═══ Data rows
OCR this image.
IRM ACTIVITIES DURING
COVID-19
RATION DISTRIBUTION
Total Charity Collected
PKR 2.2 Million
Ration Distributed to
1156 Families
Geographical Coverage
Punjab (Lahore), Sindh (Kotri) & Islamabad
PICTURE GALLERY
══════
═══ Data rows
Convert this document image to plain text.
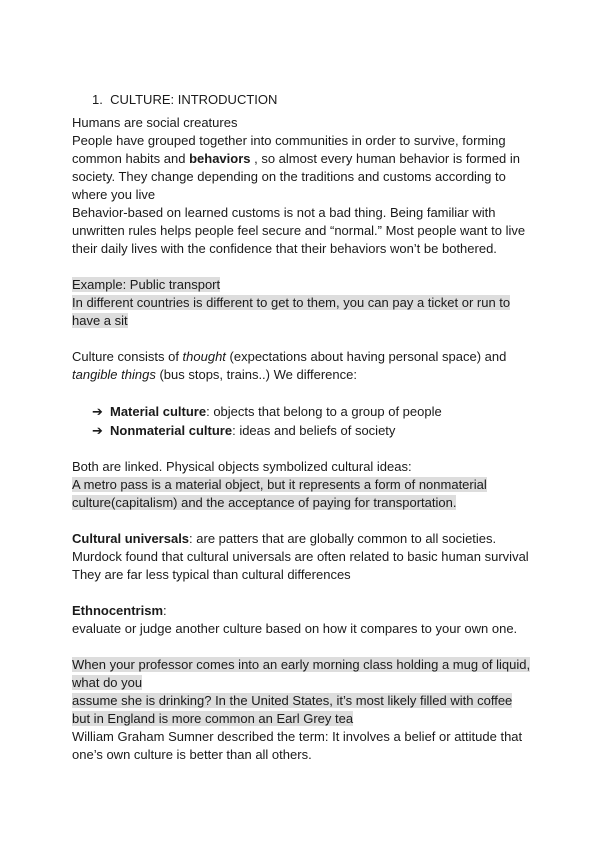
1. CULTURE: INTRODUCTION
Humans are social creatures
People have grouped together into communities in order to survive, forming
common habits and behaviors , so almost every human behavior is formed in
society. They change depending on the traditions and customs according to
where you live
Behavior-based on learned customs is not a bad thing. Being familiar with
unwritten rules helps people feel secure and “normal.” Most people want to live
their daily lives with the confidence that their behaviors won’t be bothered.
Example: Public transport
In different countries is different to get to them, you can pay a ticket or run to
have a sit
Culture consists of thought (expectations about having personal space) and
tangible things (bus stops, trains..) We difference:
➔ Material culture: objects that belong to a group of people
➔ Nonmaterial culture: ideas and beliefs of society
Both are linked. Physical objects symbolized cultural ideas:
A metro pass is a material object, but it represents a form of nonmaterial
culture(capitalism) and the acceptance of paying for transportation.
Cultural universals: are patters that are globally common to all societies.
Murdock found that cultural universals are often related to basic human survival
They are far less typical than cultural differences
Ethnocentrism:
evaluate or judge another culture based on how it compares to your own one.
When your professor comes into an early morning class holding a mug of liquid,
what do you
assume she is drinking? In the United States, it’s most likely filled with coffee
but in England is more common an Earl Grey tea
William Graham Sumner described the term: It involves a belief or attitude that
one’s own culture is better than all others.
══════
Short problem » Pull out every line of the records above that contains the word "common".

Task response »
common habits and behaviors , so almost every human behavior is formed in
Cultural universals: are patters that are globally common to all societies.
but in England is more common an Earl Grey tea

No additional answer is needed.